- **Your goal**
Select lines where the word "Give" appears.

- **Exercise input**
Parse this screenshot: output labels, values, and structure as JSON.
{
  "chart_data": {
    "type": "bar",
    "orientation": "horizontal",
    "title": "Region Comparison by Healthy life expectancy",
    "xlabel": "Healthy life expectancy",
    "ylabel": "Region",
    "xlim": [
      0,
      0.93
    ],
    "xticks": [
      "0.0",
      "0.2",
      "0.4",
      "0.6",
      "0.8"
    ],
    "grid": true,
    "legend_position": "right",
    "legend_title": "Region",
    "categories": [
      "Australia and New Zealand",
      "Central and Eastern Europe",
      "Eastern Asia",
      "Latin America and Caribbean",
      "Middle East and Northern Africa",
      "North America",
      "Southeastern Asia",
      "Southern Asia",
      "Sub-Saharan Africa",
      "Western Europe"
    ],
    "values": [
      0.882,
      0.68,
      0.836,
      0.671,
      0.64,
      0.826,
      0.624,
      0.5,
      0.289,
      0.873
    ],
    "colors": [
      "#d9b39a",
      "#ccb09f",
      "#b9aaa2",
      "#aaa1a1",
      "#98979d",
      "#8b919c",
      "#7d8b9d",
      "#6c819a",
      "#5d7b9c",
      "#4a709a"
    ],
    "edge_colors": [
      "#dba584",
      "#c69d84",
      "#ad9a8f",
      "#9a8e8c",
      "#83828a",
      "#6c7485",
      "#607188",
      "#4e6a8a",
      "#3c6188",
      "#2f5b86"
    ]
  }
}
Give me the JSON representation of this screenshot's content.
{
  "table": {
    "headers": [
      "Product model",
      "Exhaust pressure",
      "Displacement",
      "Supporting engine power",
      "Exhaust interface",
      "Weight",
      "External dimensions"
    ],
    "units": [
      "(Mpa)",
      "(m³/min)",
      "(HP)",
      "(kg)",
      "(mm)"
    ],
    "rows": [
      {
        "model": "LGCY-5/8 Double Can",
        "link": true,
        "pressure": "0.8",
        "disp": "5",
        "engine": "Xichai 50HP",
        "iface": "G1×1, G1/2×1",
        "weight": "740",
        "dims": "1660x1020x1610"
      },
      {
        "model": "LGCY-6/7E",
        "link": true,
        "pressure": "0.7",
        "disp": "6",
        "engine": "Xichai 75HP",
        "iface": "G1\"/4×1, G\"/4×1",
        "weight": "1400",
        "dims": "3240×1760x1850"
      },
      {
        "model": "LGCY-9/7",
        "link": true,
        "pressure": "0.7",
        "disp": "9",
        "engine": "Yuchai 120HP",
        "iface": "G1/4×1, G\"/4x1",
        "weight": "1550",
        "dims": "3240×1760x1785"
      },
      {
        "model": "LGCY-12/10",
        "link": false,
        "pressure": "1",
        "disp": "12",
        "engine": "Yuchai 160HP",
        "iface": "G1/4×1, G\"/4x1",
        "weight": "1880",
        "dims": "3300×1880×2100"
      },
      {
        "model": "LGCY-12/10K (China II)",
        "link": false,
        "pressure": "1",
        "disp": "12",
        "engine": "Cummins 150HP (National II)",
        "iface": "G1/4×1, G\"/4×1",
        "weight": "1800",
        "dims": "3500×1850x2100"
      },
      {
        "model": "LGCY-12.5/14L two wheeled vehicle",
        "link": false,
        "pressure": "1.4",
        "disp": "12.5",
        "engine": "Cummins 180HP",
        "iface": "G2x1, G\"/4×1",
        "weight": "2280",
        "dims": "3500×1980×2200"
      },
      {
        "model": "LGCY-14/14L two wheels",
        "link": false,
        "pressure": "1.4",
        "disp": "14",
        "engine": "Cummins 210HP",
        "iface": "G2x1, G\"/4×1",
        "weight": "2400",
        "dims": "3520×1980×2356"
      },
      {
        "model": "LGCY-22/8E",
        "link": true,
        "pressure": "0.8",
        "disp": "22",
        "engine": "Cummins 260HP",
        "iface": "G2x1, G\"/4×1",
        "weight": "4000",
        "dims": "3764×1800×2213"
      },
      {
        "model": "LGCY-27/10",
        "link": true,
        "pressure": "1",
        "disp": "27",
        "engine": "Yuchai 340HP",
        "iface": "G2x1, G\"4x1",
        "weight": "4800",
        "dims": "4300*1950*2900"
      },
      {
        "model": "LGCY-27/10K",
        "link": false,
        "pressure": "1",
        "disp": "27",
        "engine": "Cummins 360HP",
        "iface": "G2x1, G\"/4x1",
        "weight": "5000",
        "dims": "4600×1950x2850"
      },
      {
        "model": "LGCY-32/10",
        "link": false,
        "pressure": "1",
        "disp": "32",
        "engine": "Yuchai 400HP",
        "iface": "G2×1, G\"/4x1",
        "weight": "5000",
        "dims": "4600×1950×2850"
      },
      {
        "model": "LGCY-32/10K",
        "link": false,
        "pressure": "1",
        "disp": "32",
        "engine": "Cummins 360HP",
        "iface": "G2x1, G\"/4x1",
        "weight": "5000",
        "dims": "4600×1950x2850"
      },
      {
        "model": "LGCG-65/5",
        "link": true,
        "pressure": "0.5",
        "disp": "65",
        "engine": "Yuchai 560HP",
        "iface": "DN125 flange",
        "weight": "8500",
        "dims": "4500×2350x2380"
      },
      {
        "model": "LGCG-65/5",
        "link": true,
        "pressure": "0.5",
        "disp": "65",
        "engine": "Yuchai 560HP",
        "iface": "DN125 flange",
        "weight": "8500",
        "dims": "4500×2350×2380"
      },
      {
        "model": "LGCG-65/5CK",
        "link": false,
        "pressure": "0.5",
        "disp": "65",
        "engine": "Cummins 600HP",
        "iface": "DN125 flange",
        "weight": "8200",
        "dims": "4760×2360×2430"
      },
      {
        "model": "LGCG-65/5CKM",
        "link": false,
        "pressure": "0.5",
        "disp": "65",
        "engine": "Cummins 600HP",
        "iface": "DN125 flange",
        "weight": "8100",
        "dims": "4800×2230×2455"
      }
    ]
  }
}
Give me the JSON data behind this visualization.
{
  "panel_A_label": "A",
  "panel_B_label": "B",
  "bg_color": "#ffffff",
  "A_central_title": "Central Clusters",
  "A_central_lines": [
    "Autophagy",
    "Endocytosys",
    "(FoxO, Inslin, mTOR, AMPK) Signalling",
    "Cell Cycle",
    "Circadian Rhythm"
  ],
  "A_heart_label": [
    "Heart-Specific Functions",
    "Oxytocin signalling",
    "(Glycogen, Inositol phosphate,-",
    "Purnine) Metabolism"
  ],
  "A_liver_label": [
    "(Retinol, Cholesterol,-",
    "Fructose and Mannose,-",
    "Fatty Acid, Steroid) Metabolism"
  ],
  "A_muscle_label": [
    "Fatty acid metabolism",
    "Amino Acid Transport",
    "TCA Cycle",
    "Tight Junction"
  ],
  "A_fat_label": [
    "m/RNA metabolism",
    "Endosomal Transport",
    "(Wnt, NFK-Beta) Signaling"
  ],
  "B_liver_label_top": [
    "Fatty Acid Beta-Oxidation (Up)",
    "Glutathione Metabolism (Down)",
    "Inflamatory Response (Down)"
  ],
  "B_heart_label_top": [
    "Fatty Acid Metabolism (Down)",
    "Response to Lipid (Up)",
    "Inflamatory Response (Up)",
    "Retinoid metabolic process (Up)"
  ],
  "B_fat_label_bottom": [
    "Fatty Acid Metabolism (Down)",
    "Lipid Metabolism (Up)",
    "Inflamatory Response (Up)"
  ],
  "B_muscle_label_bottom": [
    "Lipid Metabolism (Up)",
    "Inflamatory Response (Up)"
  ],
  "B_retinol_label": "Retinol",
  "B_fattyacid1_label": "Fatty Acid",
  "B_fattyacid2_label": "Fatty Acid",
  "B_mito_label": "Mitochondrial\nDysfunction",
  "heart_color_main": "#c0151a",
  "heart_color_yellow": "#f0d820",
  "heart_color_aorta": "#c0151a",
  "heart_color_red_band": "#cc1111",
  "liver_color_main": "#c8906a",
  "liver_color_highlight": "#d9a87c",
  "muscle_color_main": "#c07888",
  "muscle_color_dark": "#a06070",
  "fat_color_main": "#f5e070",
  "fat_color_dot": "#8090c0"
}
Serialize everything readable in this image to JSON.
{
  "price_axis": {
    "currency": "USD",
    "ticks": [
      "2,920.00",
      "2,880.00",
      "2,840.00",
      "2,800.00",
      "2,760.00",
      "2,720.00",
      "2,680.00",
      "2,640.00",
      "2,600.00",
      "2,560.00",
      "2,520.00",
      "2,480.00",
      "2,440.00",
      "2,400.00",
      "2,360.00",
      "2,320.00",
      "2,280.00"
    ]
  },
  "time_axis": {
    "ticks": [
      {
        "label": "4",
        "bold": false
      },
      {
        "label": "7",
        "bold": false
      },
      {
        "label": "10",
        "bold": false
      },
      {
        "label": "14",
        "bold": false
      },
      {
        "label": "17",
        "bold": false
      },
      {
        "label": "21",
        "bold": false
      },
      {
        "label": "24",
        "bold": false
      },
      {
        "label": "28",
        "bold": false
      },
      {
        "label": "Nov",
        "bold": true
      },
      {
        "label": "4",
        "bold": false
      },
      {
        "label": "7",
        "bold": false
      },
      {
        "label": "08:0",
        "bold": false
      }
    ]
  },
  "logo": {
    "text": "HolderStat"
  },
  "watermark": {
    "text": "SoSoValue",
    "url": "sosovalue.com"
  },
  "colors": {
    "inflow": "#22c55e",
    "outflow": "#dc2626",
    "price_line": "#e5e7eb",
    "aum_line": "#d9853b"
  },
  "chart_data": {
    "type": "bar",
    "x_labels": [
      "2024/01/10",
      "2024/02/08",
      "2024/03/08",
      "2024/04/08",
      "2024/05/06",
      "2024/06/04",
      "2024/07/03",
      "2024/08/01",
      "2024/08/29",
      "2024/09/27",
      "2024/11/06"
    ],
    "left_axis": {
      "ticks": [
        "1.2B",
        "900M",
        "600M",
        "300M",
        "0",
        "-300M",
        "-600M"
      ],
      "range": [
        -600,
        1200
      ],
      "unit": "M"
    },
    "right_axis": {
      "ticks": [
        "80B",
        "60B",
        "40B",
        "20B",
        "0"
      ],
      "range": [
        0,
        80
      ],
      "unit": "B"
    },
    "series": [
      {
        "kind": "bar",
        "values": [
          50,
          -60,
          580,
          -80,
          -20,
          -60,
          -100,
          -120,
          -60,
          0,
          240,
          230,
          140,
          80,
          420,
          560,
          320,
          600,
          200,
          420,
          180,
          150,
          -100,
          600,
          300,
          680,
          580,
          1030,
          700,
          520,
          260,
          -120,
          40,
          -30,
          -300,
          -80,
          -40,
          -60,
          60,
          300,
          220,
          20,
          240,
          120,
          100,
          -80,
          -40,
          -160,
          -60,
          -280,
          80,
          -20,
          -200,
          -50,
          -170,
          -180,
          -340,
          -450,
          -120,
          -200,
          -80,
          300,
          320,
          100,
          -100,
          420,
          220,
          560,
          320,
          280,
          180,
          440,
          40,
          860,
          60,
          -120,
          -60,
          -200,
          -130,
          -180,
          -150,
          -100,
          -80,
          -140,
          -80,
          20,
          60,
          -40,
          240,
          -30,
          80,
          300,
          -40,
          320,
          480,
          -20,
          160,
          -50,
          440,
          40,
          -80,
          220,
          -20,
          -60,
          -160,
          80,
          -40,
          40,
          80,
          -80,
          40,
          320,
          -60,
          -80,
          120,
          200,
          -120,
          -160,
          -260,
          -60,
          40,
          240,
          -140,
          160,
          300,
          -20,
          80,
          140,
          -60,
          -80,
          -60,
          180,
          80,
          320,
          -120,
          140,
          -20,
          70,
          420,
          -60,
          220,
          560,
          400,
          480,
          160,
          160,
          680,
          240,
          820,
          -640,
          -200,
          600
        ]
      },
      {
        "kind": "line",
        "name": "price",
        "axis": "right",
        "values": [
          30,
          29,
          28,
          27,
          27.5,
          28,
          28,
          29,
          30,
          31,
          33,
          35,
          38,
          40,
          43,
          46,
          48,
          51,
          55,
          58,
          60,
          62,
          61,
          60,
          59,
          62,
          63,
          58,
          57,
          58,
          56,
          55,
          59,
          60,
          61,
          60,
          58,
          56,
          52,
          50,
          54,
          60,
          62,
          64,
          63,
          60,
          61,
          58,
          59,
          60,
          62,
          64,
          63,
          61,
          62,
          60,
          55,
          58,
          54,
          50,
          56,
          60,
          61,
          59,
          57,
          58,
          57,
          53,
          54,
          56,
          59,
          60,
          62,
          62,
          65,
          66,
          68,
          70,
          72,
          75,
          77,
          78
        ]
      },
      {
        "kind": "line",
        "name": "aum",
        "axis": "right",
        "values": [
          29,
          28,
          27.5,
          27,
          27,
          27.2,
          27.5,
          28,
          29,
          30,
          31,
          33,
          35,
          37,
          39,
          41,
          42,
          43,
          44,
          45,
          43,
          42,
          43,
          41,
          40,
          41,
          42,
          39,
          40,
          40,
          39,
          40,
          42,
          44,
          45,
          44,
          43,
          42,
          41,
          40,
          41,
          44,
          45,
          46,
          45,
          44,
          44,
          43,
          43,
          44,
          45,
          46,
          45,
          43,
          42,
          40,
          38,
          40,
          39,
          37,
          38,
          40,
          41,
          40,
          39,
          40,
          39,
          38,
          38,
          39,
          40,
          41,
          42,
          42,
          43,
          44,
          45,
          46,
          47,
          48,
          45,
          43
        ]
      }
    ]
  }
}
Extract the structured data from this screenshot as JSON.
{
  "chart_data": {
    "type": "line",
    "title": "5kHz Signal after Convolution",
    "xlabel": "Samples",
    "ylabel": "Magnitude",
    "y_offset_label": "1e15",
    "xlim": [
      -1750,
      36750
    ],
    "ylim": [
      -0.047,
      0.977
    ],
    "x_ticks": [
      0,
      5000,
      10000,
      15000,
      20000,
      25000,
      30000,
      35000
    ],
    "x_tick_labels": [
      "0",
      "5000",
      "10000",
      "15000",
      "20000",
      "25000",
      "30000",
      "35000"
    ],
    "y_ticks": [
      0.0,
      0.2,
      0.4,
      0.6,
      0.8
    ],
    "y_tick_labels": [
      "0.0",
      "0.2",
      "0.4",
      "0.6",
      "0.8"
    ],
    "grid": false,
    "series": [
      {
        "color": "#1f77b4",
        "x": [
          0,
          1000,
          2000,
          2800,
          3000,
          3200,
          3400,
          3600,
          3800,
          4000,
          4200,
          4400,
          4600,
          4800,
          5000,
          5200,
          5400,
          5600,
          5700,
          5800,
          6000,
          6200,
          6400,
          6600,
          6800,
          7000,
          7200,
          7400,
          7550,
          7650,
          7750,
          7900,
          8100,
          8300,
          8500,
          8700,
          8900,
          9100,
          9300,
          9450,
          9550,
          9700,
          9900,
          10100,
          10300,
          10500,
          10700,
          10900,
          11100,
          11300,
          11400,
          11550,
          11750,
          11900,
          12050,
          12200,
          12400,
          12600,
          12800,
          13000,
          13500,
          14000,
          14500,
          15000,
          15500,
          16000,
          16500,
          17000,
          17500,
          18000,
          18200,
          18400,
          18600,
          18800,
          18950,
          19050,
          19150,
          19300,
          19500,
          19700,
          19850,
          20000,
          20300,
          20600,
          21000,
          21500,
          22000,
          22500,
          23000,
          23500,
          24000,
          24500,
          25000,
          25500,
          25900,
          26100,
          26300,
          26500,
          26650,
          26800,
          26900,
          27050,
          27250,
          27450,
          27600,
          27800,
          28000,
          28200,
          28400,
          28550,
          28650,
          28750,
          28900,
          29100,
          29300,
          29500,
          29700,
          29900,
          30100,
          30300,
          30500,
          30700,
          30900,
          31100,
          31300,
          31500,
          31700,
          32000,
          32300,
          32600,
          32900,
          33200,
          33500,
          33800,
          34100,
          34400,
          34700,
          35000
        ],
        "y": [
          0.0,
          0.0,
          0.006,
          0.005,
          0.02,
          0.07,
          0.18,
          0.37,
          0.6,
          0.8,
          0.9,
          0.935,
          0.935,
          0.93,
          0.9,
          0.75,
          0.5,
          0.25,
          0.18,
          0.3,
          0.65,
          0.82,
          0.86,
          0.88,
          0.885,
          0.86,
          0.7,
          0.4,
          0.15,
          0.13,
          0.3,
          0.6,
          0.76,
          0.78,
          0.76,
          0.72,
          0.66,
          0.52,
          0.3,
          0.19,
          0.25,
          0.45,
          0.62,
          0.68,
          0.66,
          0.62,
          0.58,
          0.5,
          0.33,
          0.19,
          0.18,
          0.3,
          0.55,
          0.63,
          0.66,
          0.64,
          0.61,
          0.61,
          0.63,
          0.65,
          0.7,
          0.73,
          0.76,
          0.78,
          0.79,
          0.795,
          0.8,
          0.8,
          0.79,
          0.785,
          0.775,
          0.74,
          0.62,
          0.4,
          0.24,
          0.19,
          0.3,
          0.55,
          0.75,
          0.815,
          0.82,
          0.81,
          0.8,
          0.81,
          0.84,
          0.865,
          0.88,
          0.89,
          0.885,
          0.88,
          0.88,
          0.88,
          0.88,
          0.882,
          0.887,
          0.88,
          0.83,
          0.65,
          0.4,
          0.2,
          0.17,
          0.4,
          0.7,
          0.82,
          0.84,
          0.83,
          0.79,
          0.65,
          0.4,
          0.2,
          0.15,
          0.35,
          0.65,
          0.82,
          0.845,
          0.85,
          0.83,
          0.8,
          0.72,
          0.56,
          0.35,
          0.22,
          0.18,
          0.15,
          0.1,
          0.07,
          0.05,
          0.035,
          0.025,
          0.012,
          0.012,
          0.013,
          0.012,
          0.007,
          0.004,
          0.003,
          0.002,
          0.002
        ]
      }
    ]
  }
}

- **Final result**
Give me the JSON representation of this screenshot's content.
Give me the JSON data behind this visualization.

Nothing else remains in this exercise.